--- Data shown ---

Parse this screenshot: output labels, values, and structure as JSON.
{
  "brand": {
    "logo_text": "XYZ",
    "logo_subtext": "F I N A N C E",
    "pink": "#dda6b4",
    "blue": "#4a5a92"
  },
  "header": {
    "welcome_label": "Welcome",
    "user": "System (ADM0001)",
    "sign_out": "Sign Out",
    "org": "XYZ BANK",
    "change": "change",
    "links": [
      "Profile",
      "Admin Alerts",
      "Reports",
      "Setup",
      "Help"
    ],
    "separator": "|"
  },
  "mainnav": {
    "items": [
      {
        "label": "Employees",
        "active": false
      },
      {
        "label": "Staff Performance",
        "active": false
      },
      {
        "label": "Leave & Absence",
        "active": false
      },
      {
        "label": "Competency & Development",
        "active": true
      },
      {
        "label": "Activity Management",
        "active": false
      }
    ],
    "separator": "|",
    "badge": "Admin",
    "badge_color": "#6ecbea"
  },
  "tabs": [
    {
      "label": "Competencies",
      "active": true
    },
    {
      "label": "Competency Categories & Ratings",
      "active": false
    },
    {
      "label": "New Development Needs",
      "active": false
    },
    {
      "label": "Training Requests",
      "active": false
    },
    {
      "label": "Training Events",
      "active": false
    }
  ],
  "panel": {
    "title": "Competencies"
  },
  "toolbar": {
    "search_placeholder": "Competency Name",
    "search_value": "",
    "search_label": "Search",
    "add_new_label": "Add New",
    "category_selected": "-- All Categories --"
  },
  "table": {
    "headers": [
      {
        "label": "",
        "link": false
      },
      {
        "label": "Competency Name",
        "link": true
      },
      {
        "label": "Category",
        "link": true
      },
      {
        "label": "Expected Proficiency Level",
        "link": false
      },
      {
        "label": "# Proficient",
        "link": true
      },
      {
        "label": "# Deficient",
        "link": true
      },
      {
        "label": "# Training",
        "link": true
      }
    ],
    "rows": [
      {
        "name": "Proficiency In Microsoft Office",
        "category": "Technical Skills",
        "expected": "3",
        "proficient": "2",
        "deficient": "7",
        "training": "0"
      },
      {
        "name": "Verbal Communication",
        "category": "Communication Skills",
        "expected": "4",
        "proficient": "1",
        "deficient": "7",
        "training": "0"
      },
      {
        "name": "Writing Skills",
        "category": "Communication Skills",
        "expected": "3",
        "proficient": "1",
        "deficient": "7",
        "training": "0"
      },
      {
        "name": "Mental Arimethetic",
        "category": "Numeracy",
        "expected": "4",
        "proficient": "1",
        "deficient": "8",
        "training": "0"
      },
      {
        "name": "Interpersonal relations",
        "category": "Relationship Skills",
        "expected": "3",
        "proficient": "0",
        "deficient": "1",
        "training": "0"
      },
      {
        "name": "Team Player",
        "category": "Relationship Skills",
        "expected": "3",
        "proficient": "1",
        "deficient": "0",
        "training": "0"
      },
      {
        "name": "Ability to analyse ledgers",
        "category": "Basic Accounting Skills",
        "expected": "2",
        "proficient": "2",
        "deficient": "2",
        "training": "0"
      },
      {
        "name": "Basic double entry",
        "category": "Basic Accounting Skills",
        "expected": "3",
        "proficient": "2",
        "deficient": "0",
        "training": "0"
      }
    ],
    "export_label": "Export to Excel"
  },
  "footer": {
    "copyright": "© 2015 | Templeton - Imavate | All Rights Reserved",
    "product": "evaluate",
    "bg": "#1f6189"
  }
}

---

Written exercise: Write out all the lines again, exactly as they are.

Response below:
Parse this screenshot: output labels, values, and structure as JSON.
{
  "brand": {
    "logo_text": "XYZ",
    "logo_subtext": "F I N A N C E",
    "pink": "#dda6b4",
    "blue": "#4a5a92"
  },
  "header": {
    "welcome_label": "Welcome",
    "user": "System (ADM0001)",
    "sign_out": "Sign Out",
    "org": "XYZ BANK",
    "change": "change",
    "links": [
      "Profile",
      "Admin Alerts",
      "Reports",
      "Setup",
      "Help"
    ],
    "separator": "|"
  },
  "mainnav": {
    "items": [
      {
        "label": "Employees",
        "active": false
      },
      {
        "label": "Staff Performance",
        "active": false
      },
      {
        "label": "Leave & Absence",
        "active": false
      },
      {
        "label": "Competency & Development",
        "active": true
      },
      {
        "label": "Activity Management",
        "active": false
      }
    ],
    "separator": "|",
    "badge": "Admin",
    "badge_color": "#6ecbea"
  },
  "tabs": [
    {
      "label": "Competencies",
      "active": true
    },
    {
      "label": "Competency Categories & Ratings",
      "active": false
    },
    {
      "label": "New Development Needs",
      "active": false
    },
    {
      "label": "Training Requests",
      "active": false
    },
    {
      "label": "Training Events",
      "active": false
    }
  ],
  "panel": {
    "title": "Competencies"
  },
  "toolbar": {
    "search_placeholder": "Competency Name",
    "search_value": "",
    "search_label": "Search",
    "add_new_label": "Add New",
    "category_selected": "-- All Categories --"
  },
  "table": {
    "headers": [
      {
        "label": "",
        "link": false
      },
      {
        "label": "Competency Name",
        "link": true
      },
      {
        "label": "Category",
        "link": true
      },
      {
        "label": "Expected Proficiency Level",
        "link": false
      },
      {
        "label": "# Proficient",
        "link": true
      },
      {
        "label": "# Deficient",
        "link": true
      },
      {
        "label": "# Training",
        "link": true
      }
    ],
    "rows": [
      {
        "name": "Proficiency In Microsoft Office",
        "category": "Technical Skills",
        "expected": "3",
        "proficient": "2",
        "deficient": "7",
        "training": "0"
      },
      {
        "name": "Verbal Communication",
        "category": "Communication Skills",
        "expected": "4",
        "proficient": "1",
        "deficient": "7",
        "training": "0"
      },
      {
        "name": "Writing Skills",
        "category": "Communication Skills",
        "expected": "3",
        "proficient": "1",
        "deficient": "7",
        "training": "0"
      },
      {
        "name": "Mental Arimethetic",
        "category": "Numeracy",
        "expected": "4",
        "proficient": "1",
        "deficient": "8",
        "training": "0"
      },
      {
        "name": "Interpersonal relations",
        "category": "Relationship Skills",
        "expected": "3",
        "proficient": "0",
        "deficient": "1",
        "training": "0"
      },
      {
        "name": "Team Player",
        "category": "Relationship Skills",
        "expected": "3",
        "proficient": "1",
        "deficient": "0",
        "training": "0"
      },
      {
        "name": "Ability to analyse ledgers",
        "category": "Basic Accounting Skills",
        "expected": "2",
        "proficient": "2",
        "deficient": "2",
        "training": "0"
      },
      {
        "name": "Basic double entry",
        "category": "Basic Accounting Skills",
        "expected": "3",
        "proficient": "2",
        "deficient": "0",
        "training": "0"
      }
    ],
    "export_label": "Export to Excel"
  },
  "footer": {
    "copyright": "© 2015 | Templeton - Imavate | All Rights Reserved",
    "product": "evaluate",
    "bg": "#1f6189"
  }
}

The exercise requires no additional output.